* Exercise goal
Transcribe all of the material exactly.

□ □ □

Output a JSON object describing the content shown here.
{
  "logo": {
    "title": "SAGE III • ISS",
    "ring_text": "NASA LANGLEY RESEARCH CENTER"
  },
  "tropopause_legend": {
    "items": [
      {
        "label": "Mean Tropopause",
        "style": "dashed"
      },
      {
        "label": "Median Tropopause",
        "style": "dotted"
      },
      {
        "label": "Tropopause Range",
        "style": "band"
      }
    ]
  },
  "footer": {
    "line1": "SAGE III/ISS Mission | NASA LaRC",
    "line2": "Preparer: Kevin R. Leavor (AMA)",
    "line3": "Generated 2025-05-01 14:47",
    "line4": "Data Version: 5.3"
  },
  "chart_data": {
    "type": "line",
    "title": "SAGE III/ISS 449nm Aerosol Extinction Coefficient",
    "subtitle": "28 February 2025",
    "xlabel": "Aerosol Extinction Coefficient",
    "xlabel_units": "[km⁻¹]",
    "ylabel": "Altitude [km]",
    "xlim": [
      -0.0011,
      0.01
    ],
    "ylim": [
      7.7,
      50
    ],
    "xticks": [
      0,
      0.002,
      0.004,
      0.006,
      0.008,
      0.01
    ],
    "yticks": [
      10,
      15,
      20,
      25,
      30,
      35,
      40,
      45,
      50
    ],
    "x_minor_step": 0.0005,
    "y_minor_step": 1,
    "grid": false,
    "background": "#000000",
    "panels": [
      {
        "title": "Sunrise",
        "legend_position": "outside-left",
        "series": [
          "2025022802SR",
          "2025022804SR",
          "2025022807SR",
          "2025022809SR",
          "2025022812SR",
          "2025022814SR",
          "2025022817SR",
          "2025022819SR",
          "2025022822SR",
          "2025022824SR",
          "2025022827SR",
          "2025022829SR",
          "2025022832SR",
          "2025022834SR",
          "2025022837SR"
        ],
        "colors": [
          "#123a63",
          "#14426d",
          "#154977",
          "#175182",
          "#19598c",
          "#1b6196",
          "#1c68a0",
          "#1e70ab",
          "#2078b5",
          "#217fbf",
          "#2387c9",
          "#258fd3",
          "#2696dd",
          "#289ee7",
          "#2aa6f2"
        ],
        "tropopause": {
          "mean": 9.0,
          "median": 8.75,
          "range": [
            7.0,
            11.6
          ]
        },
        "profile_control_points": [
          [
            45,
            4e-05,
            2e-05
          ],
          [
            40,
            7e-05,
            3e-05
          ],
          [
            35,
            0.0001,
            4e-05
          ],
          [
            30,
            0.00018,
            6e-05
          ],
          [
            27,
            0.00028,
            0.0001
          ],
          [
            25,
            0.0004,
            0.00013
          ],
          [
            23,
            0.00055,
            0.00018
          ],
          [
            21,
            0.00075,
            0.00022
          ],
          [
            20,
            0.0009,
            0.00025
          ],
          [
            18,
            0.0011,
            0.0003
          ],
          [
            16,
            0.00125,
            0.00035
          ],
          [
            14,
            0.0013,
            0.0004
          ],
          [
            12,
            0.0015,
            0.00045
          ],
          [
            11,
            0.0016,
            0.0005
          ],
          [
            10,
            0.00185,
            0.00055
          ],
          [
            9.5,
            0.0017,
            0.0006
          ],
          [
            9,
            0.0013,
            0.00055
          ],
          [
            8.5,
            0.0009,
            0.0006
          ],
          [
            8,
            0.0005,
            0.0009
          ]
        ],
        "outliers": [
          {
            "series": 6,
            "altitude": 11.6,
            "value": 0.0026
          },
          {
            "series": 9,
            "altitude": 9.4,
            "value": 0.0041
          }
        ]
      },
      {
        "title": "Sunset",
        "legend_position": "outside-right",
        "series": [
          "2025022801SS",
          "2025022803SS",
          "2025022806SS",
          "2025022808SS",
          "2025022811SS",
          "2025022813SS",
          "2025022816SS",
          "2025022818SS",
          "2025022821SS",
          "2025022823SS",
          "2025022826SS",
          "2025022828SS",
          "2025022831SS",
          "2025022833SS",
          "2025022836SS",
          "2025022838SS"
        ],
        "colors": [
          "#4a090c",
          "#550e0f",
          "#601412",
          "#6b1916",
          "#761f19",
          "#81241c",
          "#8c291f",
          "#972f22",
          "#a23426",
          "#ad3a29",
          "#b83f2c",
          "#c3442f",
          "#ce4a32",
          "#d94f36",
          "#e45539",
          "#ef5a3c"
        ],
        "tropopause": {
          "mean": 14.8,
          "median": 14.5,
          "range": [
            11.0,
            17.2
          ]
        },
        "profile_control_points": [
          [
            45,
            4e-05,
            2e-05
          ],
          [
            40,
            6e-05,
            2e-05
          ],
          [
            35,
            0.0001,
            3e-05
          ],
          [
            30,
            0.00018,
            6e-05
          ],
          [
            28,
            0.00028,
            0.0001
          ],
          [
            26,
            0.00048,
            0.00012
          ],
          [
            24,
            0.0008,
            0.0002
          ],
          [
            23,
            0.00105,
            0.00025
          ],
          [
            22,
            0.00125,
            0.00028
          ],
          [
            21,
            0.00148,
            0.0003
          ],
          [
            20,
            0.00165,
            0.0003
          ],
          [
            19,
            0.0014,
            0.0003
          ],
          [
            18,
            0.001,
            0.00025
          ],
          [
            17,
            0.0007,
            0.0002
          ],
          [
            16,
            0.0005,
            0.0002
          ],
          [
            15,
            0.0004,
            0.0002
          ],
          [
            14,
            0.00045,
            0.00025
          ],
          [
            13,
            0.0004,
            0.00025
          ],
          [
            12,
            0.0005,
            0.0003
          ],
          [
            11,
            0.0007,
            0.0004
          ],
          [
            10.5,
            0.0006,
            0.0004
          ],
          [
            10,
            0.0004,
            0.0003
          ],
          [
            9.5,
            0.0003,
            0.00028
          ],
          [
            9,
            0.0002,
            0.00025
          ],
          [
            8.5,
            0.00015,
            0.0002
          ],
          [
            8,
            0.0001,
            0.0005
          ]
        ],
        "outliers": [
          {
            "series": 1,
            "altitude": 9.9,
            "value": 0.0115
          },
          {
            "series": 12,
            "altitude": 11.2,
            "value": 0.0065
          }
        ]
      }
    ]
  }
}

□ □ □

* Full response
Output a JSON object describing the content shown here.
{
  "logo": {
    "title": "SAGE III • ISS",
    "ring_text": "NASA LANGLEY RESEARCH CENTER"
  },
  "tropopause_legend": {
    "items": [
      {
        "label": "Mean Tropopause",
        "style": "dashed"
      },
      {
        "label": "Median Tropopause",
        "style": "dotted"
      },
      {
        "label": "Tropopause Range",
        "style": "band"
      }
    ]
  },
  "footer": {
    "line1": "SAGE III/ISS Mission | NASA LaRC",
    "line2": "Preparer: Kevin R. Leavor (AMA)",
    "line3": "Generated 2025-05-01 14:47",
    "line4": "Data Version: 5.3"
  },
  "chart_data": {
    "type": "line",
    "title": "SAGE III/ISS 449nm Aerosol Extinction Coefficient",
    "subtitle": "28 February 2025",
    "xlabel": "Aerosol Extinction Coefficient",
    "xlabel_units": "[km⁻¹]",
    "ylabel": "Altitude [km]",
    "xlim": [
      -0.0011,
      0.01
    ],
    "ylim": [
      7.7,
      50
    ],
    "xticks": [
      0,
      0.002,
      0.004,
      0.006,
      0.008,
      0.01
    ],
    "yticks": [
      10,
      15,
      20,
      25,
      30,
      35,
      40,
      45,
      50
    ],
    "x_minor_step": 0.0005,
    "y_minor_step": 1,
    "grid": false,
    "background": "#000000",
    "panels": [
      {
        "title": "Sunrise",
        "legend_position": "outside-left",
        "series": [
          "2025022802SR",
          "2025022804SR",
          "2025022807SR",
          "2025022809SR",
          "2025022812SR",
          "2025022814SR",
          "2025022817SR",
          "2025022819SR",
          "2025022822SR",
          "2025022824SR",
          "2025022827SR",
          "2025022829SR",
          "2025022832SR",
          "2025022834SR",
          "2025022837SR"
        ],
        "colors": [
          "#123a63",
          "#14426d",
          "#154977",
          "#175182",
          "#19598c",
          "#1b6196",
          "#1c68a0",
          "#1e70ab",
          "#2078b5",
          "#217fbf",
          "#2387c9",
          "#258fd3",
          "#2696dd",
          "#289ee7",
          "#2aa6f2"
        ],
        "tropopause": {
          "mean": 9.0,
          "median": 8.75,
          "range": [
            7.0,
            11.6
          ]
        },
        "profile_control_points": [
          [
            45,
            4e-05,
            2e-05
          ],
          [
            40,
            7e-05,
            3e-05
          ],
          [
            35,
            0.0001,
            4e-05
          ],
          [
            30,
            0.00018,
            6e-05
          ],
          [
            27,
            0.00028,
            0.0001
          ],
          [
            25,
            0.0004,
            0.00013
          ],
          [
            23,
            0.00055,
            0.00018
          ],
          [
            21,
            0.00075,
            0.00022
          ],
          [
            20,
            0.0009,
            0.00025
          ],
          [
            18,
            0.0011,
            0.0003
          ],
          [
            16,
            0.00125,
            0.00035
          ],
          [
            14,
            0.0013,
            0.0004
          ],
          [
            12,
            0.0015,
            0.00045
          ],
          [
            11,
            0.0016,
            0.0005
          ],
          [
            10,
            0.00185,
            0.00055
          ],
          [
            9.5,
            0.0017,
            0.0006
          ],
          [
            9,
            0.0013,
            0.00055
          ],
          [
            8.5,
            0.0009,
            0.0006
          ],
          [
            8,
            0.0005,
            0.0009
          ]
        ],
        "outliers": [
          {
            "series": 6,
            "altitude": 11.6,
            "value": 0.0026
          },
          {
            "series": 9,
            "altitude": 9.4,
            "value": 0.0041
          }
        ]
      },
      {
        "title": "Sunset",
        "legend_position": "outside-right",
        "series": [
          "2025022801SS",
          "2025022803SS",
          "2025022806SS",
          "2025022808SS",
          "2025022811SS",
          "2025022813SS",
          "2025022816SS",
          "2025022818SS",
          "2025022821SS",
          "2025022823SS",
          "2025022826SS",
          "2025022828SS",
          "2025022831SS",
          "2025022833SS",
          "2025022836SS",
          "2025022838SS"
        ],
        "colors": [
          "#4a090c",
          "#550e0f",
          "#601412",
          "#6b1916",
          "#761f19",
          "#81241c",
          "#8c291f",
          "#972f22",
          "#a23426",
          "#ad3a29",
          "#b83f2c",
          "#c3442f",
          "#ce4a32",
          "#d94f36",
          "#e45539",
          "#ef5a3c"
        ],
        "tropopause": {
          "mean": 14.8,
          "median": 14.5,
          "range": [
            11.0,
            17.2
          ]
        },
        "profile_control_points": [
          [
            45,
            4e-05,
            2e-05
          ],
          [
            40,
            6e-05,
            2e-05
          ],
          [
            35,
            0.0001,
            3e-05
          ],
          [
            30,
            0.00018,
            6e-05
          ],
          [
            28,
            0.00028,
            0.0001
          ],
          [
            26,
            0.00048,
            0.00012
          ],
          [
            24,
            0.0008,
            0.0002
          ],
          [
            23,
            0.00105,
            0.00025
          ],
          [
            22,
            0.00125,
            0.00028
          ],
          [
            21,
            0.00148,
            0.0003
          ],
          [
            20,
            0.00165,
            0.0003
          ],
          [
            19,
            0.0014,
            0.0003
          ],
          [
            18,
            0.001,
            0.00025
          ],
          [
            17,
            0.0007,
            0.0002
          ],
          [
            16,
            0.0005,
            0.0002
          ],
          [
            15,
            0.0004,
            0.0002
          ],
          [
            14,
            0.00045,
            0.00025
          ],
          [
            13,
            0.0004,
            0.00025
          ],
          [
            12,
            0.0005,
            0.0003
          ],
          [
            11,
            0.0007,
            0.0004
          ],
          [
            10.5,
            0.0006,
            0.0004
          ],
          [
            10,
            0.0004,
            0.0003
          ],
          [
            9.5,
            0.0003,
            0.00028
          ],
          [
            9,
            0.0002,
            0.00025
          ],
          [
            8.5,
            0.00015,
            0.0002
          ],
          [
            8,
            0.0001,
            0.0005
          ]
        ],
        "outliers": [
          {
            "series": 1,
            "altitude": 9.9,
            "value": 0.0115
          },
          {
            "series": 12,
            "altitude": 11.2,
            "value": 0.0065
          }
        ]
      }
    ]
  }
}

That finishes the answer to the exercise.